» **Problem statement**
Omit all pictures, then retype the data exactly as given.

[Records that describe figures]

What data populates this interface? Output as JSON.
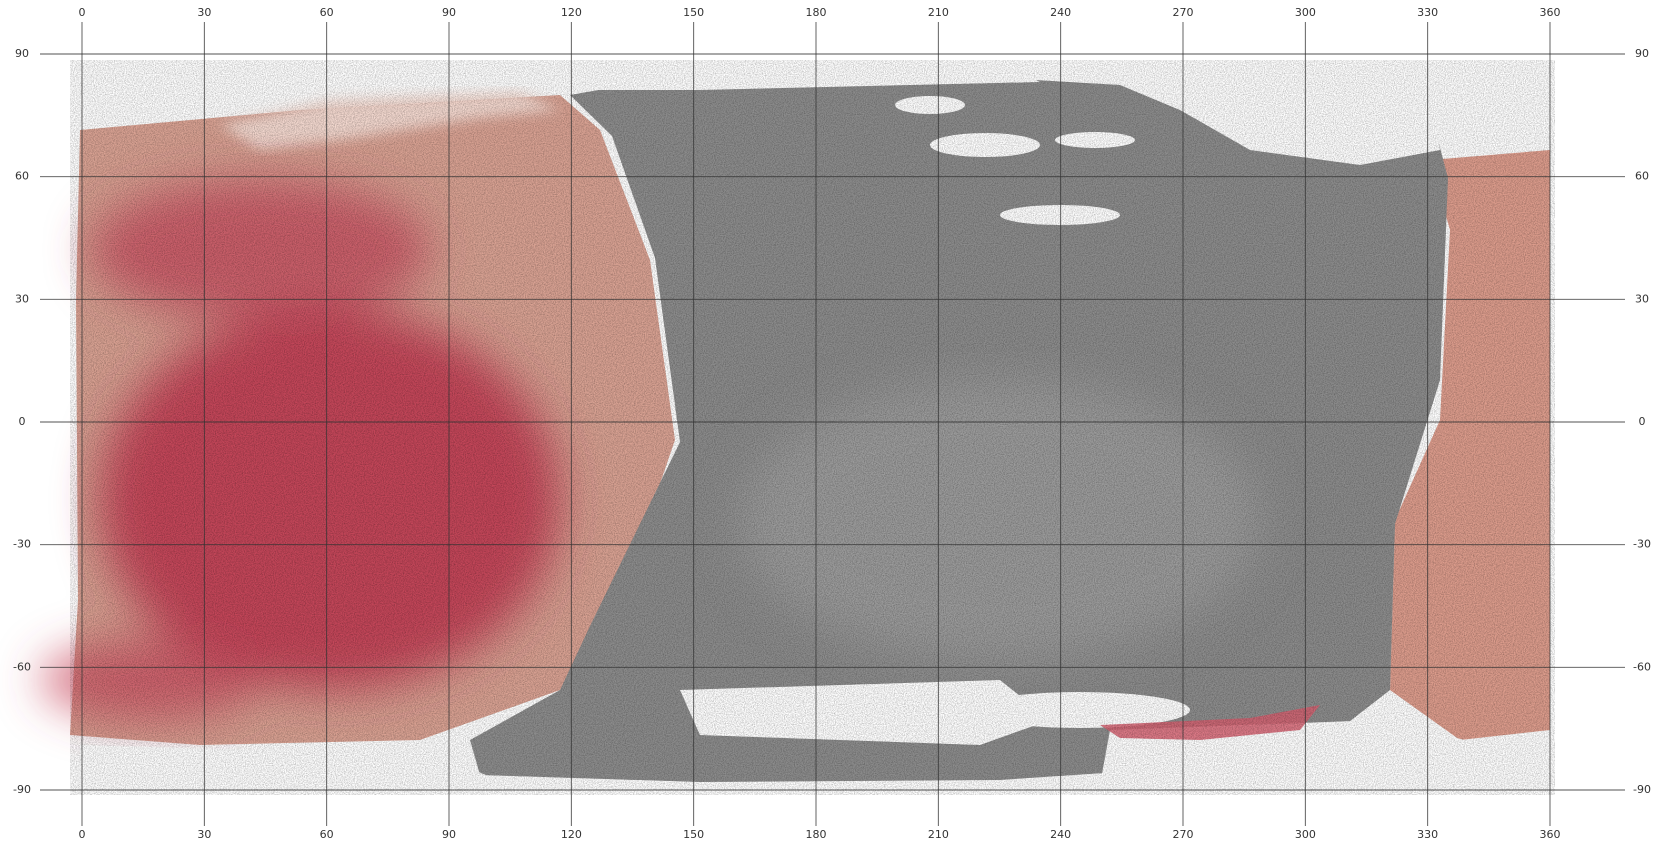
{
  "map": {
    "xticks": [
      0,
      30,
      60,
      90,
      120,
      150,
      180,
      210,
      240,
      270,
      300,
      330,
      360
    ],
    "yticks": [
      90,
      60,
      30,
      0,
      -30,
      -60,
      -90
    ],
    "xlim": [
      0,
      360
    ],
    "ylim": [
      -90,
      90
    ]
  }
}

» **Answer**
What data populates this interface? Output as JSON.
{
  "map": {
    "xticks": [
      0,
      30,
      60,
      90,
      120,
      150,
      180,
      210,
      240,
      270,
      300,
      330,
      360
    ],
    "yticks": [
      90,
      60,
      30,
      0,
      -30,
      -60,
      -90
    ],
    "xlim": [
      0,
      360
    ],
    "ylim": [
      -90,
      90
    ]
  }
}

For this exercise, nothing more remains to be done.